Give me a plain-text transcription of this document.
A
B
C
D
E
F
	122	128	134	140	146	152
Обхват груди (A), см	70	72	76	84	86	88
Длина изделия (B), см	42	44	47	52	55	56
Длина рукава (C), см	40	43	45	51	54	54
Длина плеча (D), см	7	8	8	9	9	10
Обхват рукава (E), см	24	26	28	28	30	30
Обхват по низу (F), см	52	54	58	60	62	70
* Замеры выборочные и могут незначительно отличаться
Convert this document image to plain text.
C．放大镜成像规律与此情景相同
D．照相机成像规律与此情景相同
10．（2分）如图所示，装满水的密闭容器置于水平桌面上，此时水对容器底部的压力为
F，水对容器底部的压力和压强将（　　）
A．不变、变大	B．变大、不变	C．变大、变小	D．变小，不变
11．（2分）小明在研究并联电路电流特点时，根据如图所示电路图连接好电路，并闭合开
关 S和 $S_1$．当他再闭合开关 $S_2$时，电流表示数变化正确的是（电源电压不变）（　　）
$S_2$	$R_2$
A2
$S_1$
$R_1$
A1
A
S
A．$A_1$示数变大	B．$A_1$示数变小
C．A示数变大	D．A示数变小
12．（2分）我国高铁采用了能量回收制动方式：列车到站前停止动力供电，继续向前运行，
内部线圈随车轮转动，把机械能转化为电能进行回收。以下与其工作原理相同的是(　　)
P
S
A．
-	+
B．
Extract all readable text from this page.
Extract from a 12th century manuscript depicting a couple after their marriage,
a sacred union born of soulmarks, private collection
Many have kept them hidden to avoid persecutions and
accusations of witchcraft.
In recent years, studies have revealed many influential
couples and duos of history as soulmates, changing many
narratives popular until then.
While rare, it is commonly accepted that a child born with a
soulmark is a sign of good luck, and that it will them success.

> What you are asked to do: From the data above, gather every line that includes the word "Длина".

> Output of the exercise:
Длина изделия (B), см	42	44	47	52	55	56
Длина рукава (C), см	40	43	45	51	54	54
Длина плеча (D), см	7	8	8	9	9	10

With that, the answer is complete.